- **Problem statement**
Your answer must consist solely of the number of lines that contain the word "дисперсия".

......

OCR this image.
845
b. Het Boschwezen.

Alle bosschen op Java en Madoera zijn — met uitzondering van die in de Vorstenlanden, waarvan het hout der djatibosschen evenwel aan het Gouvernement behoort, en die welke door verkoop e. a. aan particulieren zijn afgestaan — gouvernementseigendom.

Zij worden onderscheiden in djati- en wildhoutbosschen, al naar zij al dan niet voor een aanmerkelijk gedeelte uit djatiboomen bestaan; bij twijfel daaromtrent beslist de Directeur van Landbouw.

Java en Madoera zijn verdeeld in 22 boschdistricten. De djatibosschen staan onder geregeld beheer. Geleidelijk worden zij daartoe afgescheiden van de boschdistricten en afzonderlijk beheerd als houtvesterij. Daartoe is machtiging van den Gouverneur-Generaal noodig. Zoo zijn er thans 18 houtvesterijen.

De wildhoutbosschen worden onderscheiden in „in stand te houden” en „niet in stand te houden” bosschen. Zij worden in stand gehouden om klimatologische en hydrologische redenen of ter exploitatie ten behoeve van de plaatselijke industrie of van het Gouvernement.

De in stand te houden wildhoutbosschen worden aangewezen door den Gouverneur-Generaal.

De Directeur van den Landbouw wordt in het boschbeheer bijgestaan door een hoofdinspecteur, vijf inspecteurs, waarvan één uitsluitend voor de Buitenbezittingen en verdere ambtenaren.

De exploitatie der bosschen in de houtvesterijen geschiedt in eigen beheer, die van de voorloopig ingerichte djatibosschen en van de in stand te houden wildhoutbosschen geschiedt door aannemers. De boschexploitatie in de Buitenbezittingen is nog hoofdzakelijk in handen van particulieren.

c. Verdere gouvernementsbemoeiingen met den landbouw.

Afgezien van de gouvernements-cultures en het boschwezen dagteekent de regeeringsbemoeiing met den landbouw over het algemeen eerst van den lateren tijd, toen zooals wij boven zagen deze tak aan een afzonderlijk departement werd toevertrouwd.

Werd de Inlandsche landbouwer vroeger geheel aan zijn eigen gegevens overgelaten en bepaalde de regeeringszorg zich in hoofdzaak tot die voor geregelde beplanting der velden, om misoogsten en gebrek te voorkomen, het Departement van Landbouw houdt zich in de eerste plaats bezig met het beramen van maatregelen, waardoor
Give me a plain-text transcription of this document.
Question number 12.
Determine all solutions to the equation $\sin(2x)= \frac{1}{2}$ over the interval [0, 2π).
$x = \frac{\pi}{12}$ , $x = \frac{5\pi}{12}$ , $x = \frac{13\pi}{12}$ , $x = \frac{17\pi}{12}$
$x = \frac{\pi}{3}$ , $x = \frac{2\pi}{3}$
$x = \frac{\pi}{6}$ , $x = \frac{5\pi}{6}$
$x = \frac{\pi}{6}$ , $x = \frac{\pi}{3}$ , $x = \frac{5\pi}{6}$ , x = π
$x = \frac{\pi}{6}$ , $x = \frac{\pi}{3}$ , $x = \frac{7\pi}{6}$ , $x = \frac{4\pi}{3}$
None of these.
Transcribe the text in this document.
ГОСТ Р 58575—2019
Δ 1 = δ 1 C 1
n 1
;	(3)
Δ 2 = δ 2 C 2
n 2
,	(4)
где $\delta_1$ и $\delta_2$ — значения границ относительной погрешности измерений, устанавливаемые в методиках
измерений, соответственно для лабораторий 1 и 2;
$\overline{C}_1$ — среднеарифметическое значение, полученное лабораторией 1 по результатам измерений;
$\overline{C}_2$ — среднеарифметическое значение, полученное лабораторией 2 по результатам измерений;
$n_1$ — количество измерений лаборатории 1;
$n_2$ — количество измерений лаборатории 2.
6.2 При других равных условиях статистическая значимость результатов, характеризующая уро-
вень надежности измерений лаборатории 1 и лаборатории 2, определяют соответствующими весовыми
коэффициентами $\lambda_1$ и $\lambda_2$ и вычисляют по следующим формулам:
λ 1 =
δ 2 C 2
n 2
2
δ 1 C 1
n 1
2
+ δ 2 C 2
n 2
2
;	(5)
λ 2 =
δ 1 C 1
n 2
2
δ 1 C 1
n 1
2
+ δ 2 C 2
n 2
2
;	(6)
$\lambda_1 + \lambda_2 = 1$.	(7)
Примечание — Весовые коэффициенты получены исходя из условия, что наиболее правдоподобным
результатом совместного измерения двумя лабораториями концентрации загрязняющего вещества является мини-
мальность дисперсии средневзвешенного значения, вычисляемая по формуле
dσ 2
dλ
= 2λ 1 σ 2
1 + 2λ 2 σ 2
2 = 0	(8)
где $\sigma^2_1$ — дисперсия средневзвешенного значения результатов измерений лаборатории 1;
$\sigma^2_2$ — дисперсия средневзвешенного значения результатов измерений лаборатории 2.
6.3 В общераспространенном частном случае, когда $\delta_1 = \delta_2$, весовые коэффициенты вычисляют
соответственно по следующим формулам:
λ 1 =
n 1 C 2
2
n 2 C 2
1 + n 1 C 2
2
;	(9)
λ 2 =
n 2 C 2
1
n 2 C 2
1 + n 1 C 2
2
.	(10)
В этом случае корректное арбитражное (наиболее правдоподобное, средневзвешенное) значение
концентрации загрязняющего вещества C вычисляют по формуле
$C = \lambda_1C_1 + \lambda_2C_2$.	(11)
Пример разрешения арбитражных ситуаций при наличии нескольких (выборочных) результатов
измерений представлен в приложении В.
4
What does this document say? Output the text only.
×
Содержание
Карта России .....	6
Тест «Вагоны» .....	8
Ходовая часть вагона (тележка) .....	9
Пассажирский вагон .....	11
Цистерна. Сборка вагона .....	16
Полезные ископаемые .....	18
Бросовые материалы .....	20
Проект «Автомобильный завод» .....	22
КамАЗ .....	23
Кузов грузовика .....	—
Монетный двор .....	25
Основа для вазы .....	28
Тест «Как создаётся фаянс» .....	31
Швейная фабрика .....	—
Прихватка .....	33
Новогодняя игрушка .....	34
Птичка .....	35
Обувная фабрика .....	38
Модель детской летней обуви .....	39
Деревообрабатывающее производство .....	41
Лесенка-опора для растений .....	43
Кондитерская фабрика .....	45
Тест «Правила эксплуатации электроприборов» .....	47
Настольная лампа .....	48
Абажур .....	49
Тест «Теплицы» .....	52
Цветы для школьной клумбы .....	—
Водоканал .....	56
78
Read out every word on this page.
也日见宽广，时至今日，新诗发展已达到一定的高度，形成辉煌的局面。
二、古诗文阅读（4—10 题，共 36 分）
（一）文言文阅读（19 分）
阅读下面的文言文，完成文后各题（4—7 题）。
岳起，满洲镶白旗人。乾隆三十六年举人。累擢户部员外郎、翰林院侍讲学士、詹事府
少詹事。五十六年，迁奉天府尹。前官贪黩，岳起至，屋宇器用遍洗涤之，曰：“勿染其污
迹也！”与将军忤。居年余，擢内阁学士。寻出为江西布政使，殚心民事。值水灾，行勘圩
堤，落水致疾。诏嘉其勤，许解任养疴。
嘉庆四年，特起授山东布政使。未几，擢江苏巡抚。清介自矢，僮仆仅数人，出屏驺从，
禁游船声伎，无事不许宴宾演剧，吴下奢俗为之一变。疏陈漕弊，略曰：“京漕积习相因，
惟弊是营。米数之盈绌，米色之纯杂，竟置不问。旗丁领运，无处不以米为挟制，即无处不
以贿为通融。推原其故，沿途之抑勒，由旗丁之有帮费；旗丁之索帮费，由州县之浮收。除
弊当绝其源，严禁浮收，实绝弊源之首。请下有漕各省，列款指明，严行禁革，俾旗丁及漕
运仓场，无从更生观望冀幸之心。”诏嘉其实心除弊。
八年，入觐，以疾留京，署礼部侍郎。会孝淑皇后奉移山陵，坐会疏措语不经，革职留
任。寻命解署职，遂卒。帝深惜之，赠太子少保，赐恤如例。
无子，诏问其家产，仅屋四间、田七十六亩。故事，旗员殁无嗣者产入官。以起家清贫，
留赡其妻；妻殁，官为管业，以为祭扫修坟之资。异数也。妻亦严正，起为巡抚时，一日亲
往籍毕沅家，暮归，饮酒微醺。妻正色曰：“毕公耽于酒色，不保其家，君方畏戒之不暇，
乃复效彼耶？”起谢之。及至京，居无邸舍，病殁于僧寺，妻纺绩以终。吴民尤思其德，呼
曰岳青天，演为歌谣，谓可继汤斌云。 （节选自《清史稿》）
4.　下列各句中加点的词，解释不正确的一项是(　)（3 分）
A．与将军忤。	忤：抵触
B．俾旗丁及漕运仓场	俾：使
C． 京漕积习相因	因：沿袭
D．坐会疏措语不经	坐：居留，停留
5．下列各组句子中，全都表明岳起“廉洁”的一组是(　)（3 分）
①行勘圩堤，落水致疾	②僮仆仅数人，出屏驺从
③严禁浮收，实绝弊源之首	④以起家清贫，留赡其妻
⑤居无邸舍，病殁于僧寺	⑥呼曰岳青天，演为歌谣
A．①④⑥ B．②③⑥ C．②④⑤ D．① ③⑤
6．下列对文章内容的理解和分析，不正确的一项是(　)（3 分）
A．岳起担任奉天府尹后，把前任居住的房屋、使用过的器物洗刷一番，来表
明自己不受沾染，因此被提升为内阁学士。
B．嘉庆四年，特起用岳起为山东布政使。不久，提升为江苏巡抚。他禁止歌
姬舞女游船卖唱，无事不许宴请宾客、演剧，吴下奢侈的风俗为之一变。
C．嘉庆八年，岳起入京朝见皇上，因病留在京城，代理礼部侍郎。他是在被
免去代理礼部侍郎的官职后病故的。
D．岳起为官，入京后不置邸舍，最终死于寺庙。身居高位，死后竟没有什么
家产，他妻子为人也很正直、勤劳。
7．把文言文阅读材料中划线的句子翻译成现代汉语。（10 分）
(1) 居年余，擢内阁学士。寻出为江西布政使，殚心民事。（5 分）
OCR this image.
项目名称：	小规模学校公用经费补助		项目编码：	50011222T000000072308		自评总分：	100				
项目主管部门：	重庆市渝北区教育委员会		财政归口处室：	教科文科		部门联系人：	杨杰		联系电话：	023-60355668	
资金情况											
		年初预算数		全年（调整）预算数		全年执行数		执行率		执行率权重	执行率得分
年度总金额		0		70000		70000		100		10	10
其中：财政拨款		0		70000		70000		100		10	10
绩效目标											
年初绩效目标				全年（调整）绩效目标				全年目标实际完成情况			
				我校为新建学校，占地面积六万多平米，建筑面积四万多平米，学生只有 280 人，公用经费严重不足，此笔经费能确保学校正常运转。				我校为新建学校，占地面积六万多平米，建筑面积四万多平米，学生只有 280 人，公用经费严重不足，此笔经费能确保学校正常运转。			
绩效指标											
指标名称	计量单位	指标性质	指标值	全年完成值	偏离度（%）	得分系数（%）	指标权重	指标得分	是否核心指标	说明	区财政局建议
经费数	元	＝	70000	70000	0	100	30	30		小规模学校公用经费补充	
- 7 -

......

- **The output**
2